* _STATED TASK_:
Find every line in the records below that contains the word "InDesign", and copy each such line.

* _RECORD LIST_:
>>>>>

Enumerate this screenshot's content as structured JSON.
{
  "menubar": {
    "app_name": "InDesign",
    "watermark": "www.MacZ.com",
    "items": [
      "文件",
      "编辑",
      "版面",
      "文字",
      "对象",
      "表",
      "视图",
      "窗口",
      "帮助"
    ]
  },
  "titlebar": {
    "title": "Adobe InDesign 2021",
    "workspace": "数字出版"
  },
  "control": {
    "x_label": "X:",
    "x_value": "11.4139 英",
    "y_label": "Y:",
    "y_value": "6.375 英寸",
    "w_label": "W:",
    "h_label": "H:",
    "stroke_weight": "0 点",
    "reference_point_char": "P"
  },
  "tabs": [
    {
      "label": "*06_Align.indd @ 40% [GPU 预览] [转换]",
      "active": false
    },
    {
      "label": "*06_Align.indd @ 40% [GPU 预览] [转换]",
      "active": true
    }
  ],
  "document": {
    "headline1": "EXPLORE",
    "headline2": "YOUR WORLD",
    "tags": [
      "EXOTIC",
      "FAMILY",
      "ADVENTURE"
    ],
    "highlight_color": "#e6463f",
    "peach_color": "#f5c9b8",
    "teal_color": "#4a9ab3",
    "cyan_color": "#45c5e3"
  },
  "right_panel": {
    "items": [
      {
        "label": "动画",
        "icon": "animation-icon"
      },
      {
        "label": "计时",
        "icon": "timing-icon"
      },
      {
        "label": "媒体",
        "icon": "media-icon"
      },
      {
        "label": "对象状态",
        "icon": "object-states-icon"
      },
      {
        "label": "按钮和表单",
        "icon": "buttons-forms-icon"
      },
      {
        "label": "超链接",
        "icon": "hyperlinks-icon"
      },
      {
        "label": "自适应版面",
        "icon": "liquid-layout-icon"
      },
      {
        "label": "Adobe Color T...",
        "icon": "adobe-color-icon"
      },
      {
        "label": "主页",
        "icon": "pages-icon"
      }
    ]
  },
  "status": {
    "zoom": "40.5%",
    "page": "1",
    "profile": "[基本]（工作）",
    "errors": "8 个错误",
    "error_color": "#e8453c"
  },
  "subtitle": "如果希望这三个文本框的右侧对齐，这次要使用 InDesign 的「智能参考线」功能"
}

<<<<<

* _TASK RESULT_:
    "app_name": "InDesign",
    "title": "Adobe InDesign 2021",
  "subtitle": "如果希望这三个文本框的右侧对齐，这次要使用 InDesign 的「智能参考线」功能"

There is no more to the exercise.